● **EXERCISE DIRECTIONS**: Without including any pictures, write out all the entries exactly.

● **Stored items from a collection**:
========

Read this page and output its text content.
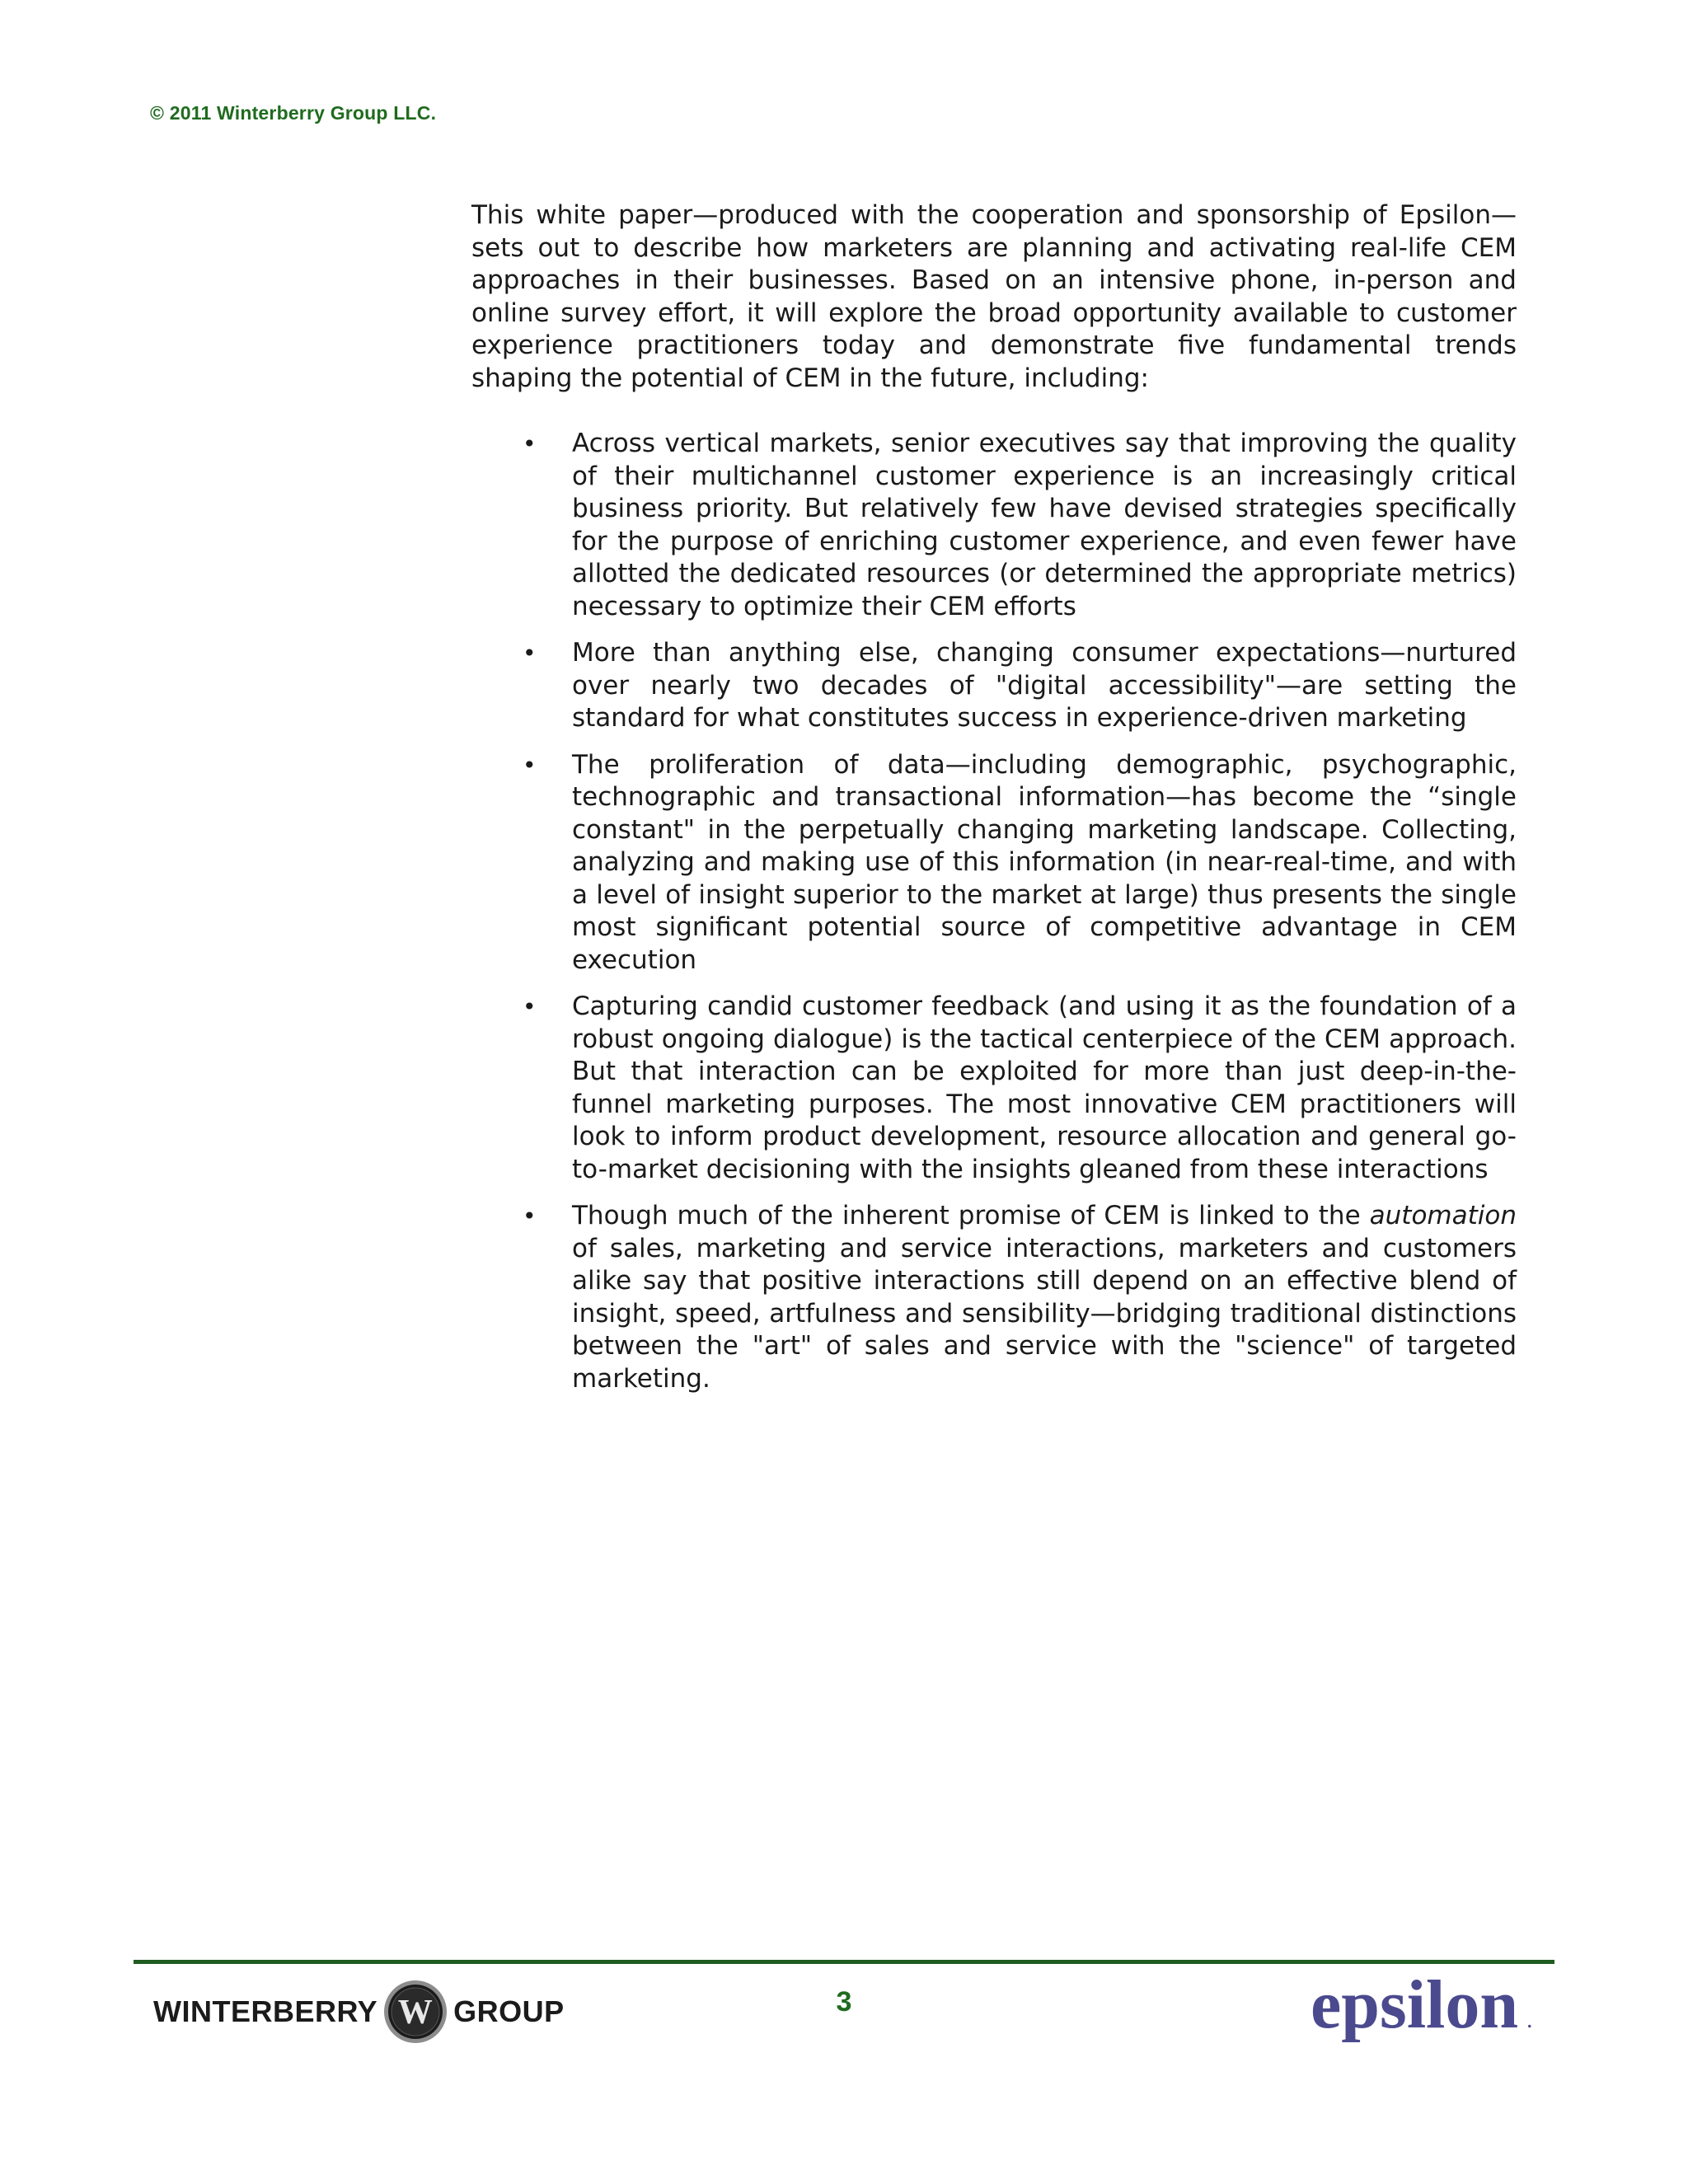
© 2011 Winterberry Group LLC.

This white paper—produced with the cooperation and sponsorship of Epsilon—sets out to describe how marketers are planning and activating real-life CEM approaches in their businesses. Based on an intensive phone, in-person and online survey effort, it will explore the broad opportunity available to customer experience practitioners today and demonstrate five fundamental trends shaping the potential of CEM in the future, including:

• Across vertical markets, senior executives say that improving the quality of their multichannel customer experience is an increasingly critical business priority. But relatively few have devised strategies specifically for the purpose of enriching customer experience, and even fewer have allotted the dedicated resources (or determined the appropriate metrics) necessary to optimize their CEM efforts
• More than anything else, changing consumer expectations—nurtured over nearly two decades of "digital accessibility"—are setting the standard for what constitutes success in experience-driven marketing
• The proliferation of data—including demographic, psychographic, technographic and transactional information—has become the “single constant" in the perpetually changing marketing landscape. Collecting, analyzing and making use of this information (in near-real-time, and with a level of insight superior to the market at large) thus presents the single most significant potential source of competitive advantage in CEM execution
• Capturing candid customer feedback (and using it as the foundation of a robust ongoing dialogue) is the tactical centerpiece of the CEM approach. But that interaction can be exploited for more than just deep-in-the-funnel marketing purposes. The most innovative CEM practitioners will look to inform product development, resource allocation and general go-to-market decisioning with the insights gleaned from these interactions
• Though much of the inherent promise of CEM is linked to the automation of sales, marketing and service interactions, marketers and customers alike say that positive interactions still depend on an effective blend of insight, speed, artfulness and sensibility—bridging traditional distinctions between the "art" of sales and service with the "science" of targeted marketing.
WINTERBERRY W GROUP	3	epsilon .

========

● **THE RESPONSE**:
Read this page and output its text content.
© 2011 Winterberry Group LLC.

This white paper—produced with the cooperation and sponsorship of Epsilon—sets out to describe how marketers are planning and activating real-life CEM approaches in their businesses. Based on an intensive phone, in-person and online survey effort, it will explore the broad opportunity available to customer experience practitioners today and demonstrate five fundamental trends shaping the potential of CEM in the future, including:

• Across vertical markets, senior executives say that improving the quality of their multichannel customer experience is an increasingly critical business priority. But relatively few have devised strategies specifically for the purpose of enriching customer experience, and even fewer have allotted the dedicated resources (or determined the appropriate metrics) necessary to optimize their CEM efforts
• More than anything else, changing consumer expectations—nurtured over nearly two decades of "digital accessibility"—are setting the standard for what constitutes success in experience-driven marketing
• The proliferation of data—including demographic, psychographic, technographic and transactional information—has become the “single constant" in the perpetually changing marketing landscape. Collecting, analyzing and making use of this information (in near-real-time, and with a level of insight superior to the market at large) thus presents the single most significant potential source of competitive advantage in CEM execution
• Capturing candid customer feedback (and using it as the foundation of a robust ongoing dialogue) is the tactical centerpiece of the CEM approach. But that interaction can be exploited for more than just deep-in-the-funnel marketing purposes. The most innovative CEM practitioners will look to inform product development, resource allocation and general go-to-market decisioning with the insights gleaned from these interactions
• Though much of the inherent promise of CEM is linked to the automation of sales, marketing and service interactions, marketers and customers alike say that positive interactions still depend on an effective blend of insight, speed, artfulness and sensibility—bridging traditional distinctions between the "art" of sales and service with the "science" of targeted marketing.
WINTERBERRY W GROUP	3	epsilon .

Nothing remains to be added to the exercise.